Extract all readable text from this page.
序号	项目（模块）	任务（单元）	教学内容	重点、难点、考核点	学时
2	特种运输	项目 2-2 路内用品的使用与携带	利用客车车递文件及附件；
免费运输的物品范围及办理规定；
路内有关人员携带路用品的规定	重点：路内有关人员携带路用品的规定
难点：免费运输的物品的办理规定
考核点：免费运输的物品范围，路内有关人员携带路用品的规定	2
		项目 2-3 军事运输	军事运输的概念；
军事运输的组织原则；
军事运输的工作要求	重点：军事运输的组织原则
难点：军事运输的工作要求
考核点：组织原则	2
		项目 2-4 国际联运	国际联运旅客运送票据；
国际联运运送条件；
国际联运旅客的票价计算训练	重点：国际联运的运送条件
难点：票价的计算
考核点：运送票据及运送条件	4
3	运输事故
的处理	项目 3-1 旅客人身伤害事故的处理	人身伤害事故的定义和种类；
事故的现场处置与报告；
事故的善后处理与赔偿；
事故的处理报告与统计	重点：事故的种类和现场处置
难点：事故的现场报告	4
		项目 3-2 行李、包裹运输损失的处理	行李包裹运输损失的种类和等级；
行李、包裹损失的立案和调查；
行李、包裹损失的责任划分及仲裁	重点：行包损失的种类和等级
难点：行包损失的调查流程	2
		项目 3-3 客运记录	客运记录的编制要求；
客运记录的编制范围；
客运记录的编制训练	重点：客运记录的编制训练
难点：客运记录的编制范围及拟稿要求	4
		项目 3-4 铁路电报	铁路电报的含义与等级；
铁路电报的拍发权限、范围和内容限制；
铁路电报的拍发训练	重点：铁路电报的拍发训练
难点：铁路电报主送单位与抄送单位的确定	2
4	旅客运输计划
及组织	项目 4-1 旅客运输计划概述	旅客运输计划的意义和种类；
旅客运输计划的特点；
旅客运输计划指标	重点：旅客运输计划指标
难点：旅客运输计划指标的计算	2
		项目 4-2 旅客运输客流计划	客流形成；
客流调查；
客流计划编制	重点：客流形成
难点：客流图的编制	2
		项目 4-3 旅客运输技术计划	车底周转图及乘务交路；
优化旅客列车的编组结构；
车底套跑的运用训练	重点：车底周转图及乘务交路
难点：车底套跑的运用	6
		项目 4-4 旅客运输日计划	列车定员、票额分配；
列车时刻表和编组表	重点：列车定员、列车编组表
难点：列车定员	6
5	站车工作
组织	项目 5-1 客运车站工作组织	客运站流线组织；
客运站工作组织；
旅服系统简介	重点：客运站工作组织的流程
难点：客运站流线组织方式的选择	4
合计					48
* * *
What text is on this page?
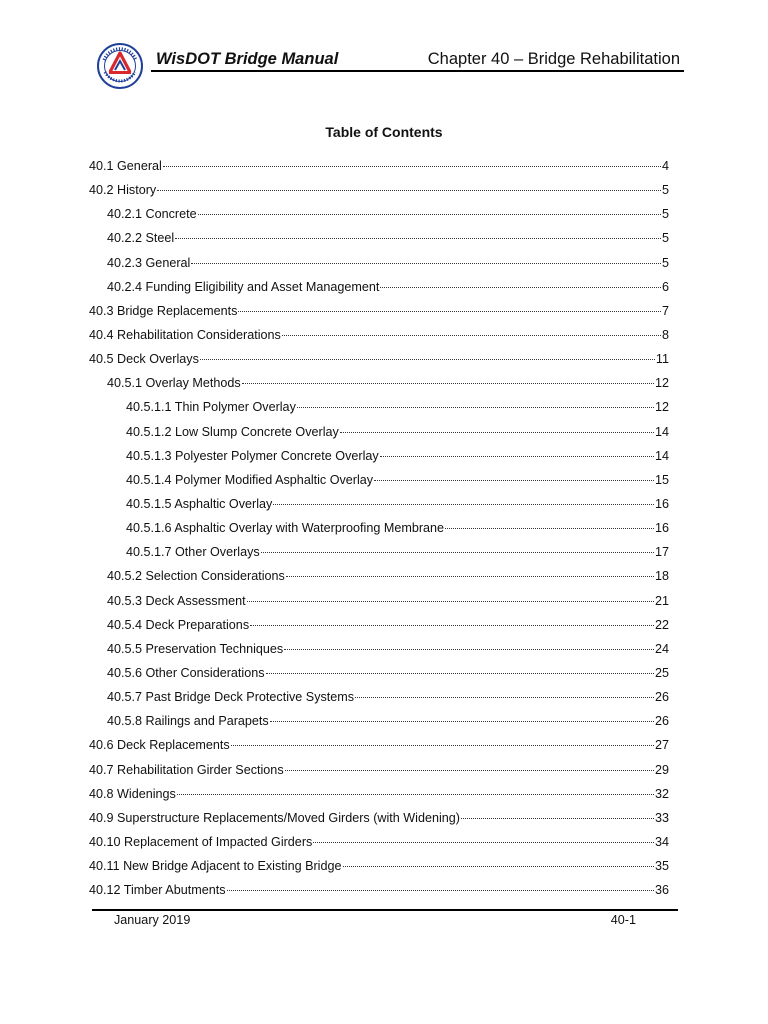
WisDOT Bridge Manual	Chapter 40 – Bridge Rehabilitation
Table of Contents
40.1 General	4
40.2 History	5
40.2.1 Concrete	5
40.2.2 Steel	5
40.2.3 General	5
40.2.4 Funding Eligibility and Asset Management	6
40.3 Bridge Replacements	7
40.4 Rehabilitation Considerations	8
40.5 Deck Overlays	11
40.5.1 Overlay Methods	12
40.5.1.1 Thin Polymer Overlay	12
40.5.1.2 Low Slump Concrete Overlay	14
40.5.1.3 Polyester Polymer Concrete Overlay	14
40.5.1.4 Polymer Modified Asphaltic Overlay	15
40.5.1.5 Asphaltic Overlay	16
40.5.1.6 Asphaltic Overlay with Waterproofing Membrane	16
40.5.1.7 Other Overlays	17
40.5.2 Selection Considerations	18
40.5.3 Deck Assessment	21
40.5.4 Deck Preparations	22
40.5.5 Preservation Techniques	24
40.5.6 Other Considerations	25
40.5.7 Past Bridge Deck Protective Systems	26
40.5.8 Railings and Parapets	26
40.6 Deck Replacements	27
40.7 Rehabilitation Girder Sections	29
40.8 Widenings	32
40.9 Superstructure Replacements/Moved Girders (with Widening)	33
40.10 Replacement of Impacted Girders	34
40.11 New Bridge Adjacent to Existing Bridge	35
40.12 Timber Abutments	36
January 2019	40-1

Work to complete – Show, from the listing above, each line that contains the word "Girders".

Correct response –
40.9 Superstructure Replacements/Moved Girders (with Widening)	33
40.10 Replacement of Impacted Girders	34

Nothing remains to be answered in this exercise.